# GIVEN TASK
Reproduce the records below exactly as they appear, omitting any pictures they contain.

=-=-=

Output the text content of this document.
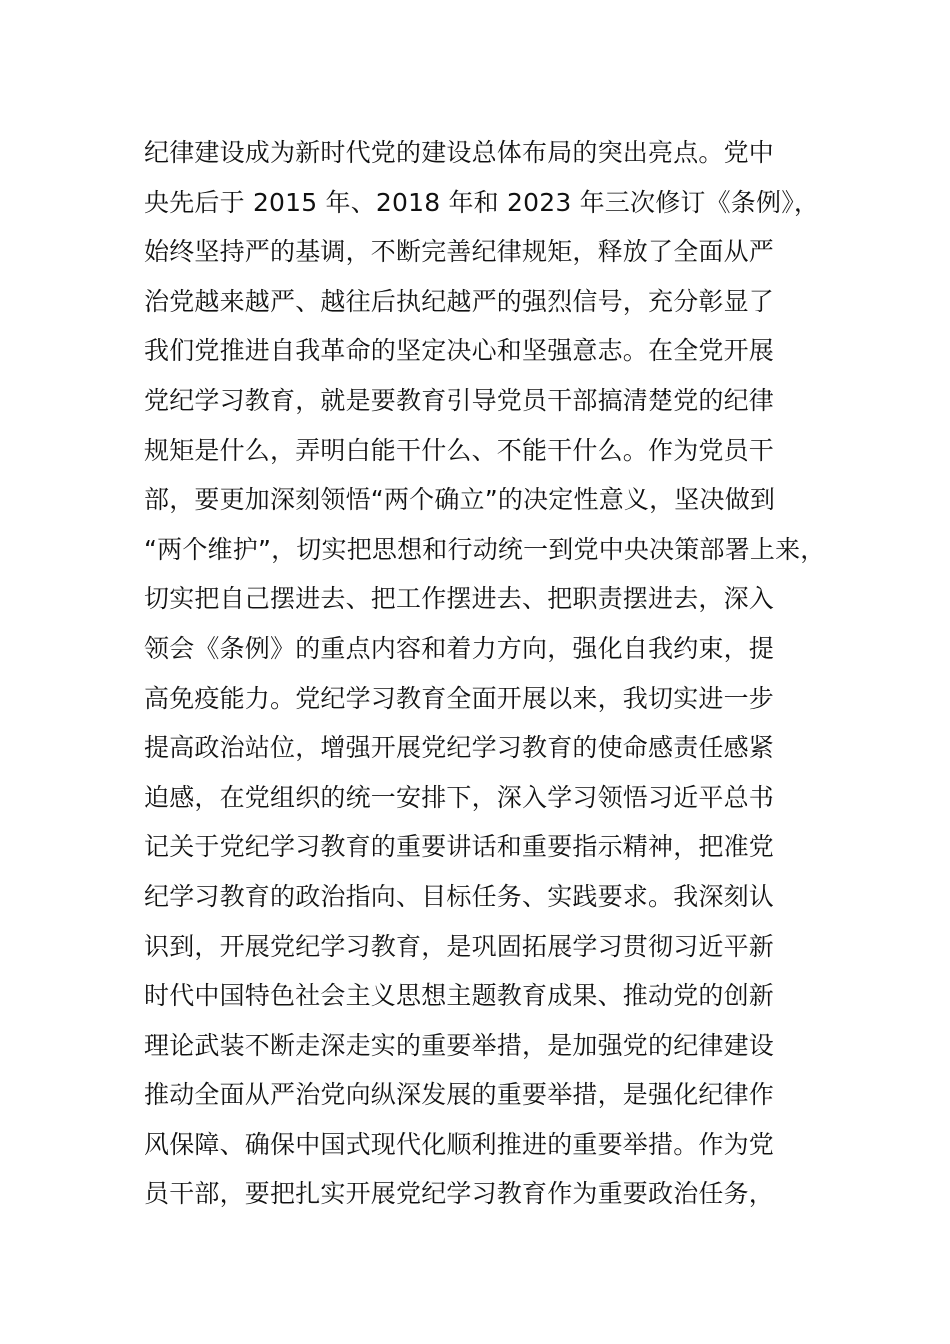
纪律建设成为新时代党的建设总体布局的突出亮点。党中
央先后于 2015 年、2018 年和 2023 年三次修订《条例》，
始终坚持严的基调，不断完善纪律规矩，释放了全面从严
治党越来越严、越往后执纪越严的强烈信号，充分彰显了
我们党推进自我革命的坚定决心和坚强意志。在全党开展
党纪学习教育，就是要教育引导党员干部搞清楚党的纪律
规矩是什么，弄明白能干什么、不能干什么。作为党员干
部，要更加深刻领悟“两个确立”的决定性意义，坚决做到
“两个维护”，切实把思想和行动统一到党中央决策部署上来，
切实把自己摆进去、把工作摆进去、把职责摆进去，深入
领会《条例》的重点内容和着力方向，强化自我约束，提
高免疫能力。党纪学习教育全面开展以来，我切实进一步
提高政治站位，增强开展党纪学习教育的使命感责任感紧
迫感，在党组织的统一安排下，深入学习领悟习近平总书
记关于党纪学习教育的重要讲话和重要指示精神，把准党
纪学习教育的政治指向、目标任务、实践要求。我深刻认
识到，开展党纪学习教育，是巩固拓展学习贯彻习近平新
时代中国特色社会主义思想主题教育成果、推动党的创新
理论武装不断走深走实的重要举措，是加强党的纪律建设
推动全面从严治党向纵深发展的重要举措，是强化纪律作
风保障、确保中国式现代化顺利推进的重要举措。作为党
员干部，要把扎实开展党纪学习教育作为重要政治任务，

=-=-=

# SOLUTION TO THIS PROBLEM
Output the text content of this document.
纪律建设成为新时代党的建设总体布局的突出亮点。党中
央先后于 2015 年、2018 年和 2023 年三次修订《条例》，
始终坚持严的基调，不断完善纪律规矩，释放了全面从严
治党越来越严、越往后执纪越严的强烈信号，充分彰显了
我们党推进自我革命的坚定决心和坚强意志。在全党开展
党纪学习教育，就是要教育引导党员干部搞清楚党的纪律
规矩是什么，弄明白能干什么、不能干什么。作为党员干
部，要更加深刻领悟“两个确立”的决定性意义，坚决做到
“两个维护”，切实把思想和行动统一到党中央决策部署上来，
切实把自己摆进去、把工作摆进去、把职责摆进去，深入
领会《条例》的重点内容和着力方向，强化自我约束，提
高免疫能力。党纪学习教育全面开展以来，我切实进一步
提高政治站位，增强开展党纪学习教育的使命感责任感紧
迫感，在党组织的统一安排下，深入学习领悟习近平总书
记关于党纪学习教育的重要讲话和重要指示精神，把准党
纪学习教育的政治指向、目标任务、实践要求。我深刻认
识到，开展党纪学习教育，是巩固拓展学习贯彻习近平新
时代中国特色社会主义思想主题教育成果、推动党的创新
理论武装不断走深走实的重要举措，是加强党的纪律建设
推动全面从严治党向纵深发展的重要举措，是强化纪律作
风保障、确保中国式现代化顺利推进的重要举措。作为党
员干部，要把扎实开展党纪学习教育作为重要政治任务，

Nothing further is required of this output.